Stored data
* Start *

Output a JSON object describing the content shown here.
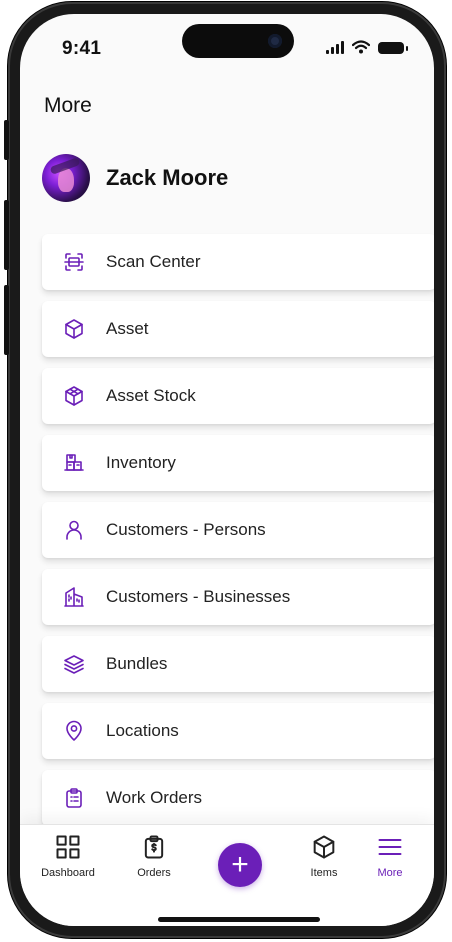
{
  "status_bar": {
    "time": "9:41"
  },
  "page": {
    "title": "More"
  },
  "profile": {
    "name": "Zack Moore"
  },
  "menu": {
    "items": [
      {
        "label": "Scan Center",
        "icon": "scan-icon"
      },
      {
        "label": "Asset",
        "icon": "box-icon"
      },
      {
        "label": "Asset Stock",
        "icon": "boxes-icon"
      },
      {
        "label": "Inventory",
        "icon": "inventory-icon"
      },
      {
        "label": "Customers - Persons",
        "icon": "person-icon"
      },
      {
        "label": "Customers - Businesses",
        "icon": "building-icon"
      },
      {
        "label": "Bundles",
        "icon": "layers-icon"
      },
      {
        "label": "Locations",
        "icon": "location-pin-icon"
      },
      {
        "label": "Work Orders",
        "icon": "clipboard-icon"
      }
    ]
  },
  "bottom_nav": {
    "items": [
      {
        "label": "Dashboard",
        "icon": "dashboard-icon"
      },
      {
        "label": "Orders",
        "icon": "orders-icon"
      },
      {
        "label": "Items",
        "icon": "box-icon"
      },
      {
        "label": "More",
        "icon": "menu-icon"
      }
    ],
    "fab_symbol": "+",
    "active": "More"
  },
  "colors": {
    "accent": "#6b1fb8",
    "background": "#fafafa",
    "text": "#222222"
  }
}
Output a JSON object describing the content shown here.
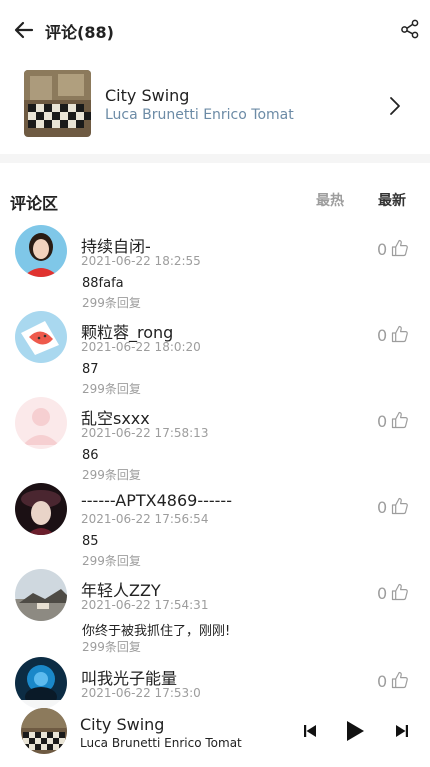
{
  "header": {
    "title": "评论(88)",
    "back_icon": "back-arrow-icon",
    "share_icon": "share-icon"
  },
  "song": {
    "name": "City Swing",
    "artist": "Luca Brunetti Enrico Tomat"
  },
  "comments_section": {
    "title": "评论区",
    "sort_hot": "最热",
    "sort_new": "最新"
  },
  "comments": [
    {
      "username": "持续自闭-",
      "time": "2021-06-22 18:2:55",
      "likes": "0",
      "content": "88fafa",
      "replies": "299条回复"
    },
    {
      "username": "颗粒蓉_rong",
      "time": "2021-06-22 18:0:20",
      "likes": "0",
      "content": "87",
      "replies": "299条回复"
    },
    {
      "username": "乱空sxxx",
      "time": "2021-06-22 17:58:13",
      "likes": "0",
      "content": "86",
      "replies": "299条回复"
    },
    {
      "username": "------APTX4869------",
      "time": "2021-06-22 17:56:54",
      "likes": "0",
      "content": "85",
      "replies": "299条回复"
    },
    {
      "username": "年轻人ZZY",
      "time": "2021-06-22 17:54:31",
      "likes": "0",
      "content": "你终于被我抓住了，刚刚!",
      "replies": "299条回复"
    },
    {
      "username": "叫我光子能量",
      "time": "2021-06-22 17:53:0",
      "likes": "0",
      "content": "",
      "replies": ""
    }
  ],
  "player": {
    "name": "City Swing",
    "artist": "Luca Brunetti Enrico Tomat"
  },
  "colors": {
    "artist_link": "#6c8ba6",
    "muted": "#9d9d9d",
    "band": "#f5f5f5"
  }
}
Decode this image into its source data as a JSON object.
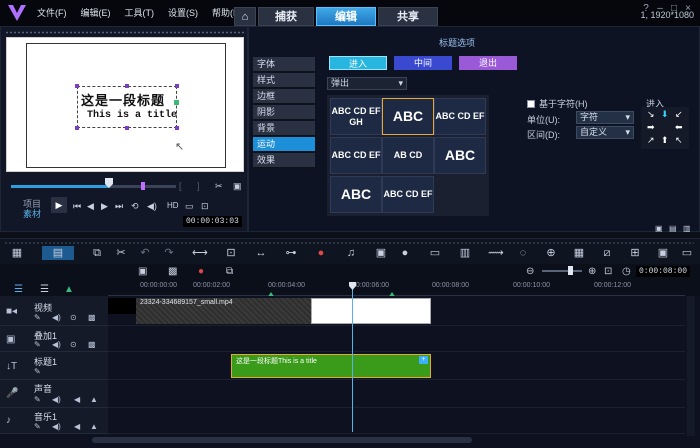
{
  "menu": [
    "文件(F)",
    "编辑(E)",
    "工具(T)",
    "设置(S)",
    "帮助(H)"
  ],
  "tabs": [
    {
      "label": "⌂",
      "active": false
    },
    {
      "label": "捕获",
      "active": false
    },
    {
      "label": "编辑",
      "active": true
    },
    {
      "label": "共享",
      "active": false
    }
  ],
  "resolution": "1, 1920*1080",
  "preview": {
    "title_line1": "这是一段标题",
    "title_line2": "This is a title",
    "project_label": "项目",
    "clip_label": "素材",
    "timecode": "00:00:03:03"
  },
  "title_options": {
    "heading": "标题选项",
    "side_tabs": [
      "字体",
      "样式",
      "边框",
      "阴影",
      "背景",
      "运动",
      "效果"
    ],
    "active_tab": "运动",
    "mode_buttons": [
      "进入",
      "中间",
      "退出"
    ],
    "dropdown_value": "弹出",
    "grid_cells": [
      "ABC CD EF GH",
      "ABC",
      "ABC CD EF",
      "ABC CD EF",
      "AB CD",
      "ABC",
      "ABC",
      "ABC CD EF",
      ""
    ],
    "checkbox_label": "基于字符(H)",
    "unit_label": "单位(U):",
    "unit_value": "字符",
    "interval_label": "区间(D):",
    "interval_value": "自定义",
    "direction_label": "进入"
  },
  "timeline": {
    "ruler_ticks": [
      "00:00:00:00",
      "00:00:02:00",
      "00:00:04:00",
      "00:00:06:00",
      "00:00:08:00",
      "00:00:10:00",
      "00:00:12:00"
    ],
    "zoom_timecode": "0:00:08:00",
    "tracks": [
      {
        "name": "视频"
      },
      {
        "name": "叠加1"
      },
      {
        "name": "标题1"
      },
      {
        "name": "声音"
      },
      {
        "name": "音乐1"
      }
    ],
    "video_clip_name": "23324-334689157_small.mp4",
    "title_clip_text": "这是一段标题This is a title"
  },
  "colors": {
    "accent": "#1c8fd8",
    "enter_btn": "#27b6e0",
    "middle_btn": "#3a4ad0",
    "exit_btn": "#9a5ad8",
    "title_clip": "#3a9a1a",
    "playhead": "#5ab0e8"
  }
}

* End *

* What is asked *
Your copy should repeat each entry above exactly but contain no pictures.

* Solution for this exercise *
Output a JSON object describing the content shown here.
{
  "status_bar": {
    "time": "9:41"
  },
  "page": {
    "title": "More"
  },
  "profile": {
    "name": "Zack Moore"
  },
  "menu": {
    "items": [
      {
        "label": "Scan Center",
        "icon": "scan-icon"
      },
      {
        "label": "Asset",
        "icon": "box-icon"
      },
      {
        "label": "Asset Stock",
        "icon": "boxes-icon"
      },
      {
        "label": "Inventory",
        "icon": "inventory-icon"
      },
      {
        "label": "Customers - Persons",
        "icon": "person-icon"
      },
      {
        "label": "Customers - Businesses",
        "icon": "building-icon"
      },
      {
        "label": "Bundles",
        "icon": "layers-icon"
      },
      {
        "label": "Locations",
        "icon": "location-pin-icon"
      },
      {
        "label": "Work Orders",
        "icon": "clipboard-icon"
      }
    ]
  },
  "bottom_nav": {
    "items": [
      {
        "label": "Dashboard",
        "icon": "dashboard-icon"
      },
      {
        "label": "Orders",
        "icon": "orders-icon"
      },
      {
        "label": "Items",
        "icon": "box-icon"
      },
      {
        "label": "More",
        "icon": "menu-icon"
      }
    ],
    "fab_symbol": "+",
    "active": "More"
  },
  "colors": {
    "accent": "#6b1fb8",
    "background": "#fafafa",
    "text": "#222222"
  }
}
Output a JSON object describing the content shown here.
{
  "header": {
    "title": "评论(88)",
    "back_icon": "back-arrow-icon",
    "share_icon": "share-icon"
  },
  "song": {
    "name": "City Swing",
    "artist": "Luca Brunetti Enrico Tomat"
  },
  "comments_section": {
    "title": "评论区",
    "sort_hot": "最热",
    "sort_new": "最新"
  },
  "comments": [
    {
      "username": "持续自闭-",
      "time": "2021-06-22 18:2:55",
      "likes": "0",
      "content": "88fafa",
      "replies": "299条回复"
    },
    {
      "username": "颗粒蓉_rong",
      "time": "2021-06-22 18:0:20",
      "likes": "0",
      "content": "87",
      "replies": "299条回复"
    },
    {
      "username": "乱空sxxx",
      "time": "2021-06-22 17:58:13",
      "likes": "0",
      "content": "86",
      "replies": "299条回复"
    },
    {
      "username": "------APTX4869------",
      "time": "2021-06-22 17:56:54",
      "likes": "0",
      "content": "85",
      "replies": "299条回复"
    },
    {
      "username": "年轻人ZZY",
      "time": "2021-06-22 17:54:31",
      "likes": "0",
      "content": "你终于被我抓住了，刚刚!",
      "replies": "299条回复"
    },
    {
      "username": "叫我光子能量",
      "time": "2021-06-22 17:53:0",
      "likes": "0",
      "content": "",
      "replies": ""
    }
  ],
  "player": {
    "name": "City Swing",
    "artist": "Luca Brunetti Enrico Tomat"
  },
  "colors": {
    "artist_link": "#6c8ba6",
    "muted": "#9d9d9d",
    "band": "#f5f5f5"
  }
}
Decode this image into its source data as a JSON object.
{
  "menu": [
    "文件(F)",
    "编辑(E)",
    "工具(T)",
    "设置(S)",
    "帮助(H)"
  ],
  "tabs": [
    {
      "label": "⌂",
      "active": false
    },
    {
      "label": "捕获",
      "active": false
    },
    {
      "label": "编辑",
      "active": true
    },
    {
      "label": "共享",
      "active": false
    }
  ],
  "resolution": "1, 1920*1080",
  "preview": {
    "title_line1": "这是一段标题",
    "title_line2": "This is a title",
    "project_label": "项目",
    "clip_label": "素材",
    "timecode": "00:00:03:03"
  },
  "title_options": {
    "heading": "标题选项",
    "side_tabs": [
      "字体",
      "样式",
      "边框",
      "阴影",
      "背景",
      "运动",
      "效果"
    ],
    "active_tab": "运动",
    "mode_buttons": [
      "进入",
      "中间",
      "退出"
    ],
    "dropdown_value": "弹出",
    "grid_cells": [
      "ABC CD EF GH",
      "ABC",
      "ABC CD EF",
      "ABC CD EF",
      "AB CD",
      "ABC",
      "ABC",
      "ABC CD EF",
      ""
    ],
    "checkbox_label": "基于字符(H)",
    "unit_label": "单位(U):",
    "unit_value": "字符",
    "interval_label": "区间(D):",
    "interval_value": "自定义",
    "direction_label": "进入"
  },
  "timeline": {
    "ruler_ticks": [
      "00:00:00:00",
      "00:00:02:00",
      "00:00:04:00",
      "00:00:06:00",
      "00:00:08:00",
      "00:00:10:00",
      "00:00:12:00"
    ],
    "zoom_timecode": "0:00:08:00",
    "tracks": [
      {
        "name": "视频"
      },
      {
        "name": "叠加1"
      },
      {
        "name": "标题1"
      },
      {
        "name": "声音"
      },
      {
        "name": "音乐1"
      }
    ],
    "video_clip_name": "23324-334689157_small.mp4",
    "title_clip_text": "这是一段标题This is a title"
  },
  "colors": {
    "accent": "#1c8fd8",
    "enter_btn": "#27b6e0",
    "middle_btn": "#3a4ad0",
    "exit_btn": "#9a5ad8",
    "title_clip": "#3a9a1a",
    "playhead": "#5ab0e8"
  }
}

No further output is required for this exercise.